** What to work on **
Copy every line that holds "satisfy".

--- START OF Records shown ---

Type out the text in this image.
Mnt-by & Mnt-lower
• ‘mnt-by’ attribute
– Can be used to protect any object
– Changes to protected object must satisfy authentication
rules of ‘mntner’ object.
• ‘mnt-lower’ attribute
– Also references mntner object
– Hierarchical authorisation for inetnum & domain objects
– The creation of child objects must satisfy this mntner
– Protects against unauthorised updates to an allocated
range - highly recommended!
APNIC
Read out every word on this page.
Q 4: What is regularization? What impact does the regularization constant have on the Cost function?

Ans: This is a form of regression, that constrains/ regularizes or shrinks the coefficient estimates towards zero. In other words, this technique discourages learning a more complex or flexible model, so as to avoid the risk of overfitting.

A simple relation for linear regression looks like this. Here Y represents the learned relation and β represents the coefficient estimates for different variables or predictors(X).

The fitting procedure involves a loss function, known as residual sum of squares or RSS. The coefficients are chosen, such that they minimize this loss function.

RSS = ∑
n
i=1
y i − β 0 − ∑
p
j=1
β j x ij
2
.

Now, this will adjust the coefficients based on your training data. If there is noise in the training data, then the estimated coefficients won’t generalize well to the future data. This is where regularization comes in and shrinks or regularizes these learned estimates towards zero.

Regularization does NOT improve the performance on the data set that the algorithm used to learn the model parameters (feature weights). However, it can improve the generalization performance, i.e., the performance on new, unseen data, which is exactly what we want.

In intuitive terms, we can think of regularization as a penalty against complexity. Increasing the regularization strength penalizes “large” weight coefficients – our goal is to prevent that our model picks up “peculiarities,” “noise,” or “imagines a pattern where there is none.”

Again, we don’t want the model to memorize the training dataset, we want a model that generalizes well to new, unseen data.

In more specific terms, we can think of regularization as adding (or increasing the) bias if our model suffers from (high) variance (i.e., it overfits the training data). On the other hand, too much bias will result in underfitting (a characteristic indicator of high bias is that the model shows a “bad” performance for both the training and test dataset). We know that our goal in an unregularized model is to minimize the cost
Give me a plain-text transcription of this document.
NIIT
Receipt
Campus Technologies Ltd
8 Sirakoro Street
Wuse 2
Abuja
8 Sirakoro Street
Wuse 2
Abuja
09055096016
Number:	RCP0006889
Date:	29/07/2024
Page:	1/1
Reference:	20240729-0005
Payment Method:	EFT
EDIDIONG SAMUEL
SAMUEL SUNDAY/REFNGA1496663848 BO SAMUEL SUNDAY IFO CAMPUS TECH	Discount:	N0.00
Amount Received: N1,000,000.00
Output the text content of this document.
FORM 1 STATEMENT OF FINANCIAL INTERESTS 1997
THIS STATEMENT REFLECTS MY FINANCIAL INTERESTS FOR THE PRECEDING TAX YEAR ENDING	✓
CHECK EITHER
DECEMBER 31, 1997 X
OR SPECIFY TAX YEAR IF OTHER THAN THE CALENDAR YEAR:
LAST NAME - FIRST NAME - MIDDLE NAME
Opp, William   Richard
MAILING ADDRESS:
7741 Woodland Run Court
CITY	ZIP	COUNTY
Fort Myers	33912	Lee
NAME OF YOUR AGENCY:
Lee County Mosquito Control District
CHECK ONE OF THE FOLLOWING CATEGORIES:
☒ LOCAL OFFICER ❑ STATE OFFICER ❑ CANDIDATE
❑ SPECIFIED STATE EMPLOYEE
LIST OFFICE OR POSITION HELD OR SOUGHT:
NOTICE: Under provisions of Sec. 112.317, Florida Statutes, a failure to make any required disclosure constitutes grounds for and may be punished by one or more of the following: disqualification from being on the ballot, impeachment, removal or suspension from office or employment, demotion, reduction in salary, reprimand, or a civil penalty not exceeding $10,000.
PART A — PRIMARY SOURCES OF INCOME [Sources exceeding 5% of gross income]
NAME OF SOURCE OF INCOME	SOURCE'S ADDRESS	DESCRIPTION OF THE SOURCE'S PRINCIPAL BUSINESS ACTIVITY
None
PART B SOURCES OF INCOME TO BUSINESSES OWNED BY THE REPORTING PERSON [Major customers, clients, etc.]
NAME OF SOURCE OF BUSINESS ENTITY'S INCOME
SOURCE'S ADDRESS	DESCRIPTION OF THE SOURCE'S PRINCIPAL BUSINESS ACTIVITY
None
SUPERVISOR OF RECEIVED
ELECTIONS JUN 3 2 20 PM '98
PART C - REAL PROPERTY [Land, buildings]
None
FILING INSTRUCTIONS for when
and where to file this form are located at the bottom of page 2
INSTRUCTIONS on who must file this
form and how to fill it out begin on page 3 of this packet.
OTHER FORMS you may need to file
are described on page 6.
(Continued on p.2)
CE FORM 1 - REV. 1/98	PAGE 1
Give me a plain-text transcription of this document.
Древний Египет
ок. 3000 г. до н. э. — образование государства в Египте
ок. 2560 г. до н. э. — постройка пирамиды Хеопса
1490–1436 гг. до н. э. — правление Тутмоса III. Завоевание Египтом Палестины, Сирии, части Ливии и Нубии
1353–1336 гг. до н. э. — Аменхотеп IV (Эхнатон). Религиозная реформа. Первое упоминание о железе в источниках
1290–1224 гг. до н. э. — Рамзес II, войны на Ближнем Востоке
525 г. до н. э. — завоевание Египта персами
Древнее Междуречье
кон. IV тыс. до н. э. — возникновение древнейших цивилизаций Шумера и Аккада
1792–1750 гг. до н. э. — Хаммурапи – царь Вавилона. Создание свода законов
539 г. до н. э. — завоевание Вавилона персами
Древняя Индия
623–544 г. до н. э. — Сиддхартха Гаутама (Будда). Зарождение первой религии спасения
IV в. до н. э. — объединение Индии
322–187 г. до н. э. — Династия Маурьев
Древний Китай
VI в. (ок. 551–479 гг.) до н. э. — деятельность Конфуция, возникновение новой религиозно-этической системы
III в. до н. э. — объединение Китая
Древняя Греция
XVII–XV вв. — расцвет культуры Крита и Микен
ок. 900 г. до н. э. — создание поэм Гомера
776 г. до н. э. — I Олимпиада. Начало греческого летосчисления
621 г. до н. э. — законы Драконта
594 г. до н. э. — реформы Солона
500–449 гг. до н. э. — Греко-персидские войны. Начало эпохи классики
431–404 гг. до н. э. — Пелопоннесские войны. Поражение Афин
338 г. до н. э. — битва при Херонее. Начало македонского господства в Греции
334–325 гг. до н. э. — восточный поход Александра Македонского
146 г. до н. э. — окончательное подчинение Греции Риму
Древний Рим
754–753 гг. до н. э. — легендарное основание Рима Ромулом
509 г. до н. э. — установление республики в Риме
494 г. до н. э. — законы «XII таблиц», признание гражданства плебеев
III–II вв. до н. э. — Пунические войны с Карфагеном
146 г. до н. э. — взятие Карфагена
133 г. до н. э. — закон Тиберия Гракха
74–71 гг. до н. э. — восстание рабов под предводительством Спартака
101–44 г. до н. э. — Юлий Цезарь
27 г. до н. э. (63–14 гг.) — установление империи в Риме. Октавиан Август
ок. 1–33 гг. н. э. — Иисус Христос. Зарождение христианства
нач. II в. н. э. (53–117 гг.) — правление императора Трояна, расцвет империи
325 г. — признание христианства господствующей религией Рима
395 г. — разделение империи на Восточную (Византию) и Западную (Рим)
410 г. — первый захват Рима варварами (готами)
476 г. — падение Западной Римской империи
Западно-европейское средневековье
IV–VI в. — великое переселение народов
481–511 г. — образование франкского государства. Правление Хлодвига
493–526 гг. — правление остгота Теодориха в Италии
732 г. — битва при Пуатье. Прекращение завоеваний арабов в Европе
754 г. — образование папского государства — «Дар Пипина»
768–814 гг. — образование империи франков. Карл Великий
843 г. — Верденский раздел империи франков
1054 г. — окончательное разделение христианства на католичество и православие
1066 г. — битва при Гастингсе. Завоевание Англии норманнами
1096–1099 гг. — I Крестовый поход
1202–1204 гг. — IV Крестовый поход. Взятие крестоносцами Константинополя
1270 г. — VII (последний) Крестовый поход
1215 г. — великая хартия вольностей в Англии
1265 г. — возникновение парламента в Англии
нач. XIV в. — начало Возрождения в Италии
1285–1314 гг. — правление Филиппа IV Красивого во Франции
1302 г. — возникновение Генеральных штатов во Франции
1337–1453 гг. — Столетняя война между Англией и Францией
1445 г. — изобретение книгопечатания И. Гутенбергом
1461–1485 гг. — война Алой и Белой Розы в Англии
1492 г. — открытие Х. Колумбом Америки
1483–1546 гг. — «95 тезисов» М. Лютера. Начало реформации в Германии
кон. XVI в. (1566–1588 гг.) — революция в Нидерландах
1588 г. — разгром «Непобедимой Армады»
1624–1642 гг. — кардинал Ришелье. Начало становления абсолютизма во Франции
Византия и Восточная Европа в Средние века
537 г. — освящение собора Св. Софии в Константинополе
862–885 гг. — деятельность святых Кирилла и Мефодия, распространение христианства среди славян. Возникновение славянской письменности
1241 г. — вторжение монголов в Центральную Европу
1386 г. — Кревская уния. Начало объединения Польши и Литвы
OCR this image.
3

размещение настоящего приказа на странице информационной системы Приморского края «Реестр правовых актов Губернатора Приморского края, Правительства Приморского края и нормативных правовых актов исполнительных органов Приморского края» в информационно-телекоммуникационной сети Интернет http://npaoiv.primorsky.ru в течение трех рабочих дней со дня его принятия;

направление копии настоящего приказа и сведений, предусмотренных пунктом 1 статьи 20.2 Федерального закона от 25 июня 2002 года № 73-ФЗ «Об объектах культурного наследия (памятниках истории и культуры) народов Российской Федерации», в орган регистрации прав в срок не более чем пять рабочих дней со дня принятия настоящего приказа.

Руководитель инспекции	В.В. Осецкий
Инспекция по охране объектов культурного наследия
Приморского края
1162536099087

--- END OF Records shown ---

** Full answer **
– Changes to protected object must satisfy authentication
– The creation of child objects must satisfy this mntner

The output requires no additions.